─── Dataset records ───

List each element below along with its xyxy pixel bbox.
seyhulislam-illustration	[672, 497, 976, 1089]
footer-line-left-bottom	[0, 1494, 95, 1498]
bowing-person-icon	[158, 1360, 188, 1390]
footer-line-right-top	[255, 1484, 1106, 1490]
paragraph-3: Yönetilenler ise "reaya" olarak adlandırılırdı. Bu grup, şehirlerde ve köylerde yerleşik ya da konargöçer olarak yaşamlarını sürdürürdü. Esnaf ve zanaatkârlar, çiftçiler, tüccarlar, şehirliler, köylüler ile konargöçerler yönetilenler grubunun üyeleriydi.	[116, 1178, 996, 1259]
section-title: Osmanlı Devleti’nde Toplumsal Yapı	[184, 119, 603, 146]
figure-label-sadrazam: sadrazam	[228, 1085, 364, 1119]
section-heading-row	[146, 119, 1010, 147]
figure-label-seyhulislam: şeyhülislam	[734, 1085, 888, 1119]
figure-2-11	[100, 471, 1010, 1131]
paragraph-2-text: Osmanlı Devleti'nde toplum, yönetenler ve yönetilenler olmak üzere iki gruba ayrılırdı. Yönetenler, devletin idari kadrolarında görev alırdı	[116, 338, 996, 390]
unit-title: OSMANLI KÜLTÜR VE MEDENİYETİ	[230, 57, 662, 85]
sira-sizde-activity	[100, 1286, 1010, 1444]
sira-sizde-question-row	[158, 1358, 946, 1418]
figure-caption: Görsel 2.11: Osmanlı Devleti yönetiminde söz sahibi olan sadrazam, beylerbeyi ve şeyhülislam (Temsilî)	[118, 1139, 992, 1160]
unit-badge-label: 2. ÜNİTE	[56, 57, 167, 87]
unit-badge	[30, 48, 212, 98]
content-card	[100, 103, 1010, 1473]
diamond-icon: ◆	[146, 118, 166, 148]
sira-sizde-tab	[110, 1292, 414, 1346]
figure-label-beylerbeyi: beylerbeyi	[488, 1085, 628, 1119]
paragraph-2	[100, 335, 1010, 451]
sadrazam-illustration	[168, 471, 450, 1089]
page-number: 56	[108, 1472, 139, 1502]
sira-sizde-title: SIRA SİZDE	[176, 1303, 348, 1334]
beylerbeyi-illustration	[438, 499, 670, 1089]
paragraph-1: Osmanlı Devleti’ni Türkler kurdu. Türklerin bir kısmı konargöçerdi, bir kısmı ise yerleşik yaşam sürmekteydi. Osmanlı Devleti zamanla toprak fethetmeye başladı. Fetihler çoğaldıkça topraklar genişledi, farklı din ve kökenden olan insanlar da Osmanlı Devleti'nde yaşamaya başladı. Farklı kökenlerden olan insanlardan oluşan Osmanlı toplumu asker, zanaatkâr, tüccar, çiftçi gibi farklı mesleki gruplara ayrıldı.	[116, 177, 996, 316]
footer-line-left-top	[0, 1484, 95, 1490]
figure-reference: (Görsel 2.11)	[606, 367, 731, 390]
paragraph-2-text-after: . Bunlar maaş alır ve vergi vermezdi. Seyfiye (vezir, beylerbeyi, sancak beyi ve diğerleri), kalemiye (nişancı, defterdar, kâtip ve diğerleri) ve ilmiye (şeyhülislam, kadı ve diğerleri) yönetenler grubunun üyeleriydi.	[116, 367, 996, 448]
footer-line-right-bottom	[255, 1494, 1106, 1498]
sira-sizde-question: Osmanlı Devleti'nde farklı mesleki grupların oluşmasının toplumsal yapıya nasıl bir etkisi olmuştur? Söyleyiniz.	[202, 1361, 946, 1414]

───

Your objective: Collect every line of the entries above that contains the string "yönetenler". Case counts.

Task output:
paragraph-2-text: Osmanlı Devleti'nde toplum, yönetenler ve yönetilenler olmak üzere iki gruba ayrılırdı. Yönetenler, devletin idari kadrolarında görev alırdı	[116, 338, 996, 390]
paragraph-2-text-after: . Bunlar maaş alır ve vergi vermezdi. Seyfiye (vezir, beylerbeyi, sancak beyi ve diğerleri), kalemiye (nişancı, defterdar, kâtip ve diğerleri) ve ilmiye (şeyhülislam, kadı ve diğerleri) yönetenler grubunun üyeleriydi.	[116, 367, 996, 448]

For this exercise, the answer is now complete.